→ **What to do**
Convert the data below into a JSON list of strings with one string per line, leaving out blank lines and the pictures.

→ **Records provided**
· · · ·
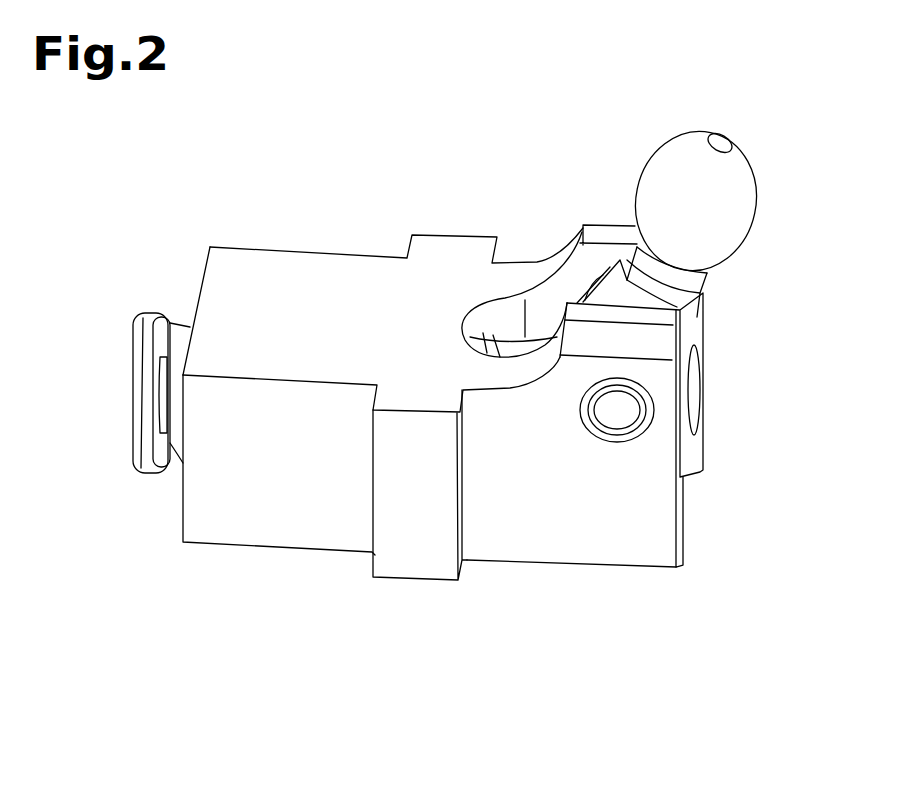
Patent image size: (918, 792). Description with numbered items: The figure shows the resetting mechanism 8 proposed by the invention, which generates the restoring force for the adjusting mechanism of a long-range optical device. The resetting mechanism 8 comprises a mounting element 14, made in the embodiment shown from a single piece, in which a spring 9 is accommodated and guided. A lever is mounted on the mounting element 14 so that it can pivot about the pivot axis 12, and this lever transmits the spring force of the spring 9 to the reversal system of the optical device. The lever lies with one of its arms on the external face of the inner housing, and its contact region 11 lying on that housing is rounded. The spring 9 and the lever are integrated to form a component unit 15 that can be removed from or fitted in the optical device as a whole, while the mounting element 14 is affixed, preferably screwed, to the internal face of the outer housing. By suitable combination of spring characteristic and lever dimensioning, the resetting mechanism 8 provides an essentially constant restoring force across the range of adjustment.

The resetting mechanism 8 is at (522, 240).
The spring 9 is at (180, 322).
The contact region 11 is at (675, 143).
The pivot axis 12 is at (617, 412).
The mounting element 14 is at (278, 500).
The component unit 15 is at (335, 185).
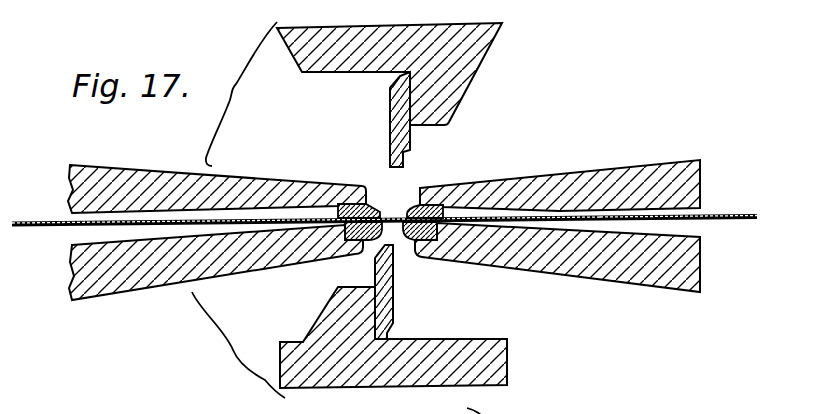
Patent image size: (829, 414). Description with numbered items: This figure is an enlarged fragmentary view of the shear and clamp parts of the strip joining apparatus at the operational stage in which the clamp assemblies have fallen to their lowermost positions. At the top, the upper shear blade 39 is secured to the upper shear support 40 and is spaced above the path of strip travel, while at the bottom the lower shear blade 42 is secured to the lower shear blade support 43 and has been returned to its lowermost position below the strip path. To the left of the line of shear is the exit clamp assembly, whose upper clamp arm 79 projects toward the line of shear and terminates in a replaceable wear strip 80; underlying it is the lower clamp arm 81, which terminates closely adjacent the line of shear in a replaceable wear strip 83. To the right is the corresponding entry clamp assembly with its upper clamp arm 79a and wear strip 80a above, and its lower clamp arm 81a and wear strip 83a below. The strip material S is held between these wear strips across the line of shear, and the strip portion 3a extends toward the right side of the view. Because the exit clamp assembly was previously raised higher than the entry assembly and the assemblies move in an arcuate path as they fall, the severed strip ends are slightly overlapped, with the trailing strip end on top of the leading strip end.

The strip material S is at (27, 221).
The strip portion 3a is at (727, 213).
The upper clamp arm 79 is at (97, 176).
The lower clamp arm 81 is at (135, 278).
The upper clamp arm 79a is at (596, 182).
The lower clamp arm 81a is at (602, 268).
The replaceable wear strip 80 is at (373, 203).
The replaceable wear strip 80a is at (408, 203).
The replaceable wear strip 83 is at (347, 237).
The replaceable wear strip 83a is at (403, 240).
The upper shear support 40 is at (468, 52).
The upper shear blade 39 is at (392, 104).
The lower shear blade support 43 is at (456, 340).
The lower shear blade 42 is at (396, 302).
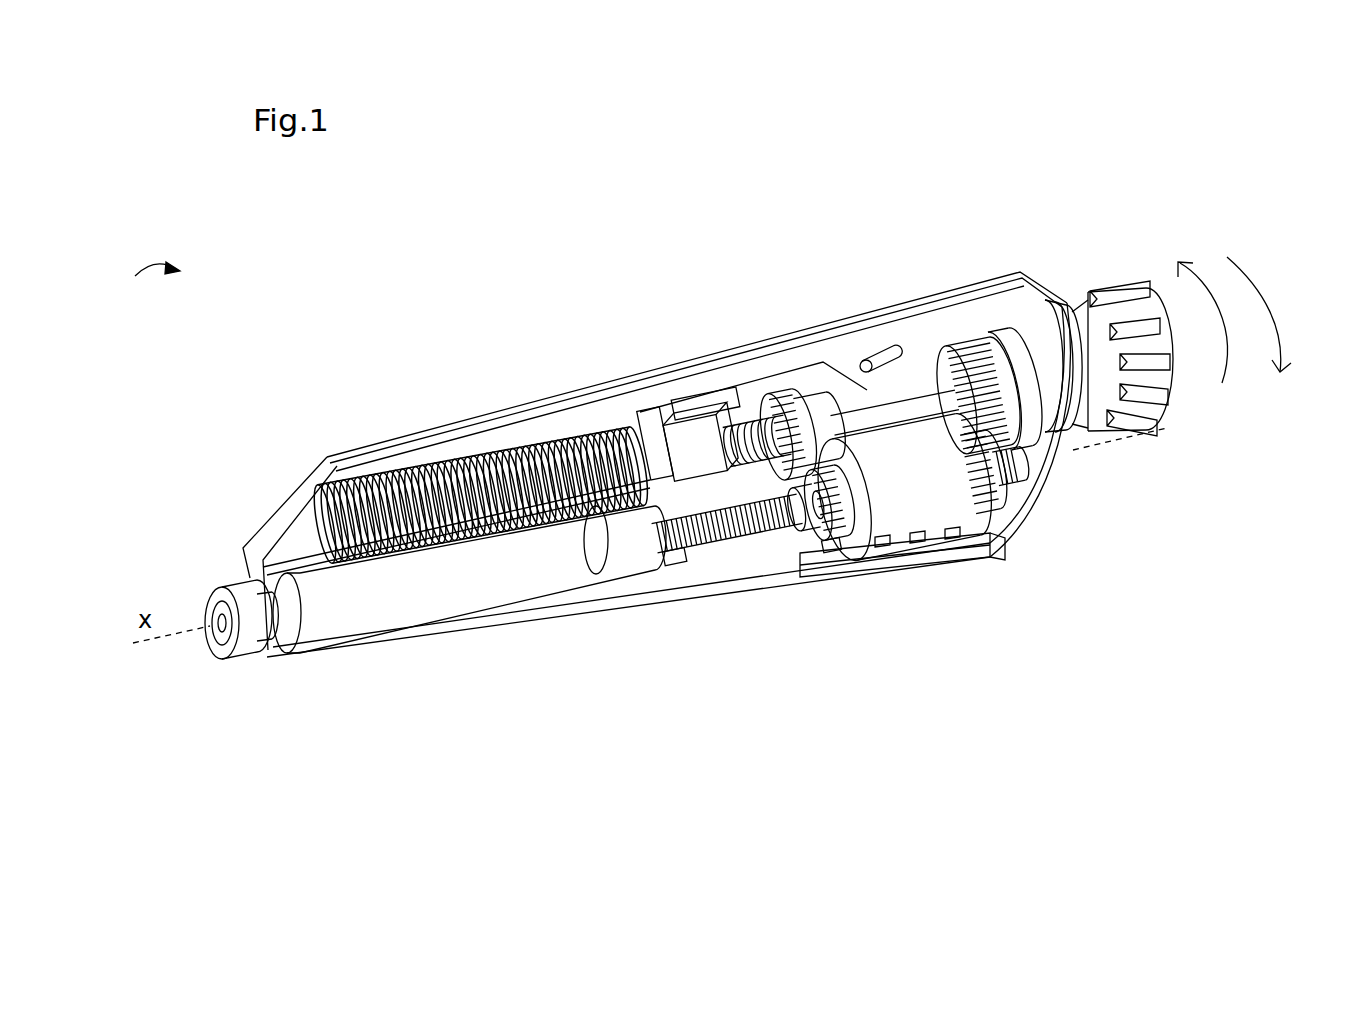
· · · ·
→ **Task result**
[
  "Patent image size: (918, 792). Description with numbered items: The figure shows the resetting mechanism 8 proposed by the invention, which generates the restoring force for the adjusting mechanism of a long-range optical device. The resetting mechanism 8 comprises a mounting element 14, made in the embodiment shown from a single piece, in which a spring 9 is accommodated and guided. A lever is mounted on the mounting element 14 so that it can pivot about the pivot axis 12, and this lever transmits the spring force of the spring 9 to the reversal system of the optical device. The lever lies with one of its arms on the external face of the inner housing, and its contact region 11 lying on that housing is rounded. The spring 9 and the lever are integrated to form a component unit 15 that can be removed from or fitted in the optical device as a whole, while the mounting element 14 is affixed, preferably screwed, to the internal face of the outer housing. By suitable combination of spring characteristic and lever dimensioning, the resetting mechanism 8 provides an essentially constant restoring force across the range of adjustment.",
  "The resetting mechanism 8 is at (522, 240).",
  "The spring 9 is at (180, 322).",
  "The contact region 11 is at (675, 143).",
  "The pivot axis 12 is at (617, 412).",
  "The mounting element 14 is at (278, 500).",
  "The component unit 15 is at (335, 185).",
  "Patent image size: (829, 414). Description with numbered items: This figure is an enlarged fragmentary view of the shear and clamp parts of the strip joining apparatus at the operational stage in which the clamp assemblies have fallen to their lowermost positions. At the top, the upper shear blade 39 is secured to the upper shear support 40 and is spaced above the path of strip travel, while at the bottom the lower shear blade 42 is secured to the lower shear blade support 43 and has been returned to its lowermost position below the strip path. To the left of the line of shear is the exit clamp assembly, whose upper clamp arm 79 projects toward the line of shear and terminates in a replaceable wear strip 80; underlying it is the lower clamp arm 81, which terminates closely adjacent the line of shear in a replaceable wear strip 83. To the right is the corresponding entry clamp assembly with its upper clamp arm 79a and wear strip 80a above, and its lower clamp arm 81a and wear strip 83a below. The strip material S is held between these wear strips across the line of shear, and the strip portion 3a extends toward the right side of the view. Because the exit clamp assembly was previously raised higher than the entry assembly and the assemblies move in an arcuate path as they fall, the severed strip ends are slightly overlapped, with the trailing strip end on top of the leading strip end.",
  "The strip material S is at (27, 221).",
  "The strip portion 3a is at (727, 213).",
  "The upper clamp arm 79 is at (97, 176).",
  "The lower clamp arm 81 is at (135, 278).",
  "The upper clamp arm 79a is at (596, 182).",
  "The lower clamp arm 81a is at (602, 268).",
  "The replaceable wear strip 80 is at (373, 203).",
  "The replaceable wear strip 80a is at (408, 203).",
  "The replaceable wear strip 83 is at (347, 237).",
  "The replaceable wear strip 83a is at (403, 240).",
  "The upper shear support 40 is at (468, 52).",
  "The upper shear blade 39 is at (392, 104).",
  "The lower shear blade support 43 is at (456, 340).",
  "The lower shear blade 42 is at (396, 302)."
]